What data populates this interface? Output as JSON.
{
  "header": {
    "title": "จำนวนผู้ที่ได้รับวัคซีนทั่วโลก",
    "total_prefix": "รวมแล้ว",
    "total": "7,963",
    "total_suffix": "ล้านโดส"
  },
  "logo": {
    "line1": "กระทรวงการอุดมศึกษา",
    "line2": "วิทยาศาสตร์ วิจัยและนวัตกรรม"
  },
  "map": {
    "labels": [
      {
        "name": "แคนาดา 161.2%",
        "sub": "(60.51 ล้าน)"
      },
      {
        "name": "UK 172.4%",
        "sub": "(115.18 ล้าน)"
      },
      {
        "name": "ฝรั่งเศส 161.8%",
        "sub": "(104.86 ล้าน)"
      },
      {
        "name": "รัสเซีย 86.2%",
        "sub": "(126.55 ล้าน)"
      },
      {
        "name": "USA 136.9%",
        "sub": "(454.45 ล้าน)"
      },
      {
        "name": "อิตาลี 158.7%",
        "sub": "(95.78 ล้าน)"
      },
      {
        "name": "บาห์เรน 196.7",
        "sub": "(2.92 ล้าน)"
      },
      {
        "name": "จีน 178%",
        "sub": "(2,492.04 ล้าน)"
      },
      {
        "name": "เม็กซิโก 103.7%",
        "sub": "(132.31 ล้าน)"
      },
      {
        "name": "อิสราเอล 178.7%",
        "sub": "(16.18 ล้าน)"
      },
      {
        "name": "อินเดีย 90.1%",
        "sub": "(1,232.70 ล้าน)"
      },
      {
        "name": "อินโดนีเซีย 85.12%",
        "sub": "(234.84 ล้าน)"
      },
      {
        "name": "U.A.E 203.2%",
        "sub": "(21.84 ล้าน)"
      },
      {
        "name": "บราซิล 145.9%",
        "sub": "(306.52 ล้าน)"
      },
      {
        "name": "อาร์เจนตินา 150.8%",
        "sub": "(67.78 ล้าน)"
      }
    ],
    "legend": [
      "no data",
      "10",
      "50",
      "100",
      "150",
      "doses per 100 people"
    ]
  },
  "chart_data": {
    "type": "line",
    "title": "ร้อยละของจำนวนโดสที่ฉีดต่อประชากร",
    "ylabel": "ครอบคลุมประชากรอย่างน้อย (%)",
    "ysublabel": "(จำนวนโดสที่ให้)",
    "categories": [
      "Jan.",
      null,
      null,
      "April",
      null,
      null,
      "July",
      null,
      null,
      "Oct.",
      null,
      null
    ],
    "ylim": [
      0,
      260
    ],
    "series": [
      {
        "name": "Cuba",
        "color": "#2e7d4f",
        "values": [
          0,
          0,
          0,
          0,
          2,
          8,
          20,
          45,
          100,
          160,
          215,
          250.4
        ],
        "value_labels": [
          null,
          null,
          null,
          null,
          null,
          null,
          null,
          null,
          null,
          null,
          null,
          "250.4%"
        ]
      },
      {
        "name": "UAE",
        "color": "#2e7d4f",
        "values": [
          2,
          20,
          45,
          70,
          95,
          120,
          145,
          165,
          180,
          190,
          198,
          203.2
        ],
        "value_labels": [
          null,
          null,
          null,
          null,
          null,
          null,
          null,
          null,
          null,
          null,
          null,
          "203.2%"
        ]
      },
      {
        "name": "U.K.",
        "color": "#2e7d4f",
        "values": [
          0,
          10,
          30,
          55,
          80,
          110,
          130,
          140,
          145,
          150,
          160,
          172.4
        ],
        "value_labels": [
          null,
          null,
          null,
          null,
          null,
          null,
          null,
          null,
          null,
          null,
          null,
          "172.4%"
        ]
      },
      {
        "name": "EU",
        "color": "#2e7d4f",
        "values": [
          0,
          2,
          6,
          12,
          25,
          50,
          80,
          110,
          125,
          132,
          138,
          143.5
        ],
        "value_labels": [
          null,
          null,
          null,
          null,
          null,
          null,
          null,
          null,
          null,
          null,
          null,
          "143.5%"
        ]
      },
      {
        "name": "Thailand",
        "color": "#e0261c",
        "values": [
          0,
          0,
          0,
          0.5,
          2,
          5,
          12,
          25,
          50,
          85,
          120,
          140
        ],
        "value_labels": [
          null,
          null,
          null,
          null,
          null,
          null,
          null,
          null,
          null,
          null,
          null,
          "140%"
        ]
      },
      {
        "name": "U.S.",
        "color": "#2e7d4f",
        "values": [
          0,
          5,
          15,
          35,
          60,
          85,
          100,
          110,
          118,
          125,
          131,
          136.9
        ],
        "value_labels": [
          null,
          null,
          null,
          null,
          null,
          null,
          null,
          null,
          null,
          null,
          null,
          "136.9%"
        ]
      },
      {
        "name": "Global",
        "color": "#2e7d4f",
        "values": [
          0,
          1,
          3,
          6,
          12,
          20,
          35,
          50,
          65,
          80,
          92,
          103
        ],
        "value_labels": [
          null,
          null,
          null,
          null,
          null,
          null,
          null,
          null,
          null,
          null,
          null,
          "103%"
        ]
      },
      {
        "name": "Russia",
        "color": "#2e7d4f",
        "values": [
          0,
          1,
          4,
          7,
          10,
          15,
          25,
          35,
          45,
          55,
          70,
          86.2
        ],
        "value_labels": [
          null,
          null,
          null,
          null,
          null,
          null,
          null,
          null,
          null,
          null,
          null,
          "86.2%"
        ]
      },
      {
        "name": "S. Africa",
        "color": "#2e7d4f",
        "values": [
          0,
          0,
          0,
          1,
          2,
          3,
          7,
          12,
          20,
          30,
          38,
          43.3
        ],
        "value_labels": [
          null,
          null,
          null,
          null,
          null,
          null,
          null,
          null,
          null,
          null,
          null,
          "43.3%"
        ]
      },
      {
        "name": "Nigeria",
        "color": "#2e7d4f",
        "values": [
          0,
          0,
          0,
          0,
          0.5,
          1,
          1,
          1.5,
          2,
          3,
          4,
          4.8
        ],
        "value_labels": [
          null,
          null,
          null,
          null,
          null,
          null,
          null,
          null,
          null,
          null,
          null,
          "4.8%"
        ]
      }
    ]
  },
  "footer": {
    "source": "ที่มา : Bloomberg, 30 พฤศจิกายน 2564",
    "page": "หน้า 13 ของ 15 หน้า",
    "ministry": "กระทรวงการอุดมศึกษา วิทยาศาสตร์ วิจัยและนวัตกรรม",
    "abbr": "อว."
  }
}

::::

The exercise → Reproduce the data in full, exactly as presented.

Full response →
What data populates this interface? Output as JSON.
{
  "header": {
    "title": "จำนวนผู้ที่ได้รับวัคซีนทั่วโลก",
    "total_prefix": "รวมแล้ว",
    "total": "7,963",
    "total_suffix": "ล้านโดส"
  },
  "logo": {
    "line1": "กระทรวงการอุดมศึกษา",
    "line2": "วิทยาศาสตร์ วิจัยและนวัตกรรม"
  },
  "map": {
    "labels": [
      {
        "name": "แคนาดา 161.2%",
        "sub": "(60.51 ล้าน)"
      },
      {
        "name": "UK 172.4%",
        "sub": "(115.18 ล้าน)"
      },
      {
        "name": "ฝรั่งเศส 161.8%",
        "sub": "(104.86 ล้าน)"
      },
      {
        "name": "รัสเซีย 86.2%",
        "sub": "(126.55 ล้าน)"
      },
      {
        "name": "USA 136.9%",
        "sub": "(454.45 ล้าน)"
      },
      {
        "name": "อิตาลี 158.7%",
        "sub": "(95.78 ล้าน)"
      },
      {
        "name": "บาห์เรน 196.7",
        "sub": "(2.92 ล้าน)"
      },
      {
        "name": "จีน 178%",
        "sub": "(2,492.04 ล้าน)"
      },
      {
        "name": "เม็กซิโก 103.7%",
        "sub": "(132.31 ล้าน)"
      },
      {
        "name": "อิสราเอล 178.7%",
        "sub": "(16.18 ล้าน)"
      },
      {
        "name": "อินเดีย 90.1%",
        "sub": "(1,232.70 ล้าน)"
      },
      {
        "name": "อินโดนีเซีย 85.12%",
        "sub": "(234.84 ล้าน)"
      },
      {
        "name": "U.A.E 203.2%",
        "sub": "(21.84 ล้าน)"
      },
      {
        "name": "บราซิล 145.9%",
        "sub": "(306.52 ล้าน)"
      },
      {
        "name": "อาร์เจนตินา 150.8%",
        "sub": "(67.78 ล้าน)"
      }
    ],
    "legend": [
      "no data",
      "10",
      "50",
      "100",
      "150",
      "doses per 100 people"
    ]
  },
  "chart_data": {
    "type": "line",
    "title": "ร้อยละของจำนวนโดสที่ฉีดต่อประชากร",
    "ylabel": "ครอบคลุมประชากรอย่างน้อย (%)",
    "ysublabel": "(จำนวนโดสที่ให้)",
    "categories": [
      "Jan.",
      null,
      null,
      "April",
      null,
      null,
      "July",
      null,
      null,
      "Oct.",
      null,
      null
    ],
    "ylim": [
      0,
      260
    ],
    "series": [
      {
        "name": "Cuba",
        "color": "#2e7d4f",
        "values": [
          0,
          0,
          0,
          0,
          2,
          8,
          20,
          45,
          100,
          160,
          215,
          250.4
        ],
        "value_labels": [
          null,
          null,
          null,
          null,
          null,
          null,
          null,
          null,
          null,
          null,
          null,
          "250.4%"
        ]
      },
      {
        "name": "UAE",
        "color": "#2e7d4f",
        "values": [
          2,
          20,
          45,
          70,
          95,
          120,
          145,
          165,
          180,
          190,
          198,
          203.2
        ],
        "value_labels": [
          null,
          null,
          null,
          null,
          null,
          null,
          null,
          null,
          null,
          null,
          null,
          "203.2%"
        ]
      },
      {
        "name": "U.K.",
        "color": "#2e7d4f",
        "values": [
          0,
          10,
          30,
          55,
          80,
          110,
          130,
          140,
          145,
          150,
          160,
          172.4
        ],
        "value_labels": [
          null,
          null,
          null,
          null,
          null,
          null,
          null,
          null,
          null,
          null,
          null,
          "172.4%"
        ]
      },
      {
        "name": "EU",
        "color": "#2e7d4f",
        "values": [
          0,
          2,
          6,
          12,
          25,
          50,
          80,
          110,
          125,
          132,
          138,
          143.5
        ],
        "value_labels": [
          null,
          null,
          null,
          null,
          null,
          null,
          null,
          null,
          null,
          null,
          null,
          "143.5%"
        ]
      },
      {
        "name": "Thailand",
        "color": "#e0261c",
        "values": [
          0,
          0,
          0,
          0.5,
          2,
          5,
          12,
          25,
          50,
          85,
          120,
          140
        ],
        "value_labels": [
          null,
          null,
          null,
          null,
          null,
          null,
          null,
          null,
          null,
          null,
          null,
          "140%"
        ]
      },
      {
        "name": "U.S.",
        "color": "#2e7d4f",
        "values": [
          0,
          5,
          15,
          35,
          60,
          85,
          100,
          110,
          118,
          125,
          131,
          136.9
        ],
        "value_labels": [
          null,
          null,
          null,
          null,
          null,
          null,
          null,
          null,
          null,
          null,
          null,
          "136.9%"
        ]
      },
      {
        "name": "Global",
        "color": "#2e7d4f",
        "values": [
          0,
          1,
          3,
          6,
          12,
          20,
          35,
          50,
          65,
          80,
          92,
          103
        ],
        "value_labels": [
          null,
          null,
          null,
          null,
          null,
          null,
          null,
          null,
          null,
          null,
          null,
          "103%"
        ]
      },
      {
        "name": "Russia",
        "color": "#2e7d4f",
        "values": [
          0,
          1,
          4,
          7,
          10,
          15,
          25,
          35,
          45,
          55,
          70,
          86.2
        ],
        "value_labels": [
          null,
          null,
          null,
          null,
          null,
          null,
          null,
          null,
          null,
          null,
          null,
          "86.2%"
        ]
      },
      {
        "name": "S. Africa",
        "color": "#2e7d4f",
        "values": [
          0,
          0,
          0,
          1,
          2,
          3,
          7,
          12,
          20,
          30,
          38,
          43.3
        ],
        "value_labels": [
          null,
          null,
          null,
          null,
          null,
          null,
          null,
          null,
          null,
          null,
          null,
          "43.3%"
        ]
      },
      {
        "name": "Nigeria",
        "color": "#2e7d4f",
        "values": [
          0,
          0,
          0,
          0,
          0.5,
          1,
          1,
          1.5,
          2,
          3,
          4,
          4.8
        ],
        "value_labels": [
          null,
          null,
          null,
          null,
          null,
          null,
          null,
          null,
          null,
          null,
          null,
          "4.8%"
        ]
      }
    ]
  },
  "footer": {
    "source": "ที่มา : Bloomberg, 30 พฤศจิกายน 2564",
    "page": "หน้า 13 ของ 15 หน้า",
    "ministry": "กระทรวงการอุดมศึกษา วิทยาศาสตร์ วิจัยและนวัตกรรม",
    "abbr": "อว."
  }
}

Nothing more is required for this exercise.